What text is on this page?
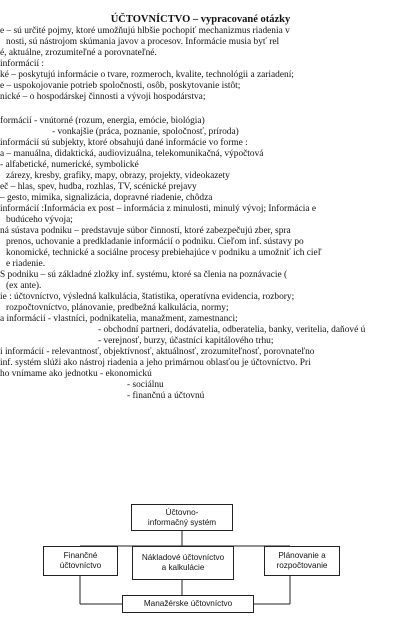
ÚČTOVNÍCTVO – vypracované otázky
e – sú určité pojmy, ktoré umožňujú hlbšie pochopiť mechanizmus riadenia v
nosti, sú nástrojom skúmania javov a procesov. Informácie musia byť rel
é, aktuálne, zrozumiteľné a porovnateľné.
informácií :
ké – poskytujú informácie o tvare, rozmeroch, kvalite, technológii a zariadení;
e – uspokojovanie potrieb spoločnosti, osôb, poskytovanie istôt;
nické – o hospodárskej činnosti a vývoji hospodárstva;
formácií - vnútorné (rozum, energia, emócie, biológia)
- vonkajšie (práca, poznanie, spoločnosť, príroda)
informácií sú subjekty, ktoré obsahujú dané informácie vo forme :
a – manuálna, didaktická, audiovizuálna, telekomunikačná, výpočtová
- alfabetické, numerické, symbolické
zárezy, kresby, grafiky, mapy, obrazy, projekty, videokazety
eč – hlas, spev, hudba, rozhlas, TV, scénické prejavy
– gesto, mimika, signalizácia, dopravné riadenie, chôdza
informácií :Informácia ex post – informácia z minulosti, minulý vývoj; Informácia e
budúceho vývoja;
ná sústava podniku – predstavuje súbor činností, ktoré zabezpečujú zber, spra
prenos, uchovanie a predkladanie informácií o podniku. Cieľom inf. sústavy po
konomické, technické a sociálne procesy prebiehajúce v podniku a umožniť ich cieľ
e riadenie.
S podniku – sú základné zložky inf. systému, ktoré sa členia na poznávacie (
(ex ante).
ie : účtovníctvo, výsledná kalkulácia, štatistika, operatívna evidencia, rozbory;
rozpočtovníctvo, plánovanie, predbežná kalkulácia, normy;
a informácií - vlastníci, podnikatelia, manažment, zamestnanci;
- obchodní partneri, dodávatelia, odberatelia, banky, veritelia, daňové ú
- verejnosť, burzy, účastníci kapitálového trhu;
i informácií - relevantnosť, objektívnosť, aktuálnosť, zrozumiteľnosť, porovnateľno
inf. systém slúži ako nástroj riadenia a jeho primárnou oblasťou je účtovníctvo. Pri
ho vnímame ako jednotku - ekonomickú
- sociálnu
- finančnú a účtovnú
Účtovno-
informačný systém
Finančné
účtovníctvo
Nákladové účtovníctvo
a kalkulácie
Plánovanie a
rozpočtovanie
Manažérske účtovníctvo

------------------------------------------------

> [Stated problem] Retype each entry precisely. Skip images entirely.

> [Answer to the problem]
What text is on this page?
ÚČTOVNÍCTVO – vypracované otázky
e – sú určité pojmy, ktoré umožňujú hlbšie pochopiť mechanizmus riadenia v
nosti, sú nástrojom skúmania javov a procesov. Informácie musia byť rel
é, aktuálne, zrozumiteľné a porovnateľné.
informácií :
ké – poskytujú informácie o tvare, rozmeroch, kvalite, technológii a zariadení;
e – uspokojovanie potrieb spoločnosti, osôb, poskytovanie istôt;
nické – o hospodárskej činnosti a vývoji hospodárstva;
formácií - vnútorné (rozum, energia, emócie, biológia)
- vonkajšie (práca, poznanie, spoločnosť, príroda)
informácií sú subjekty, ktoré obsahujú dané informácie vo forme :
a – manuálna, didaktická, audiovizuálna, telekomunikačná, výpočtová
- alfabetické, numerické, symbolické
zárezy, kresby, grafiky, mapy, obrazy, projekty, videokazety
eč – hlas, spev, hudba, rozhlas, TV, scénické prejavy
– gesto, mimika, signalizácia, dopravné riadenie, chôdza
informácií :Informácia ex post – informácia z minulosti, minulý vývoj; Informácia e
budúceho vývoja;
ná sústava podniku – predstavuje súbor činností, ktoré zabezpečujú zber, spra
prenos, uchovanie a predkladanie informácií o podniku. Cieľom inf. sústavy po
konomické, technické a sociálne procesy prebiehajúce v podniku a umožniť ich cieľ
e riadenie.
S podniku – sú základné zložky inf. systému, ktoré sa členia na poznávacie (
(ex ante).
ie : účtovníctvo, výsledná kalkulácia, štatistika, operatívna evidencia, rozbory;
rozpočtovníctvo, plánovanie, predbežná kalkulácia, normy;
a informácií - vlastníci, podnikatelia, manažment, zamestnanci;
- obchodní partneri, dodávatelia, odberatelia, banky, veritelia, daňové ú
- verejnosť, burzy, účastníci kapitálového trhu;
i informácií - relevantnosť, objektívnosť, aktuálnosť, zrozumiteľnosť, porovnateľno
inf. systém slúži ako nástroj riadenia a jeho primárnou oblasťou je účtovníctvo. Pri
ho vnímame ako jednotku - ekonomickú
- sociálnu
- finančnú a účtovnú
Účtovno-
informačný systém
Finančné
účtovníctvo
Nákladové účtovníctvo
a kalkulácie
Plánovanie a
rozpočtovanie
Manažérske účtovníctvo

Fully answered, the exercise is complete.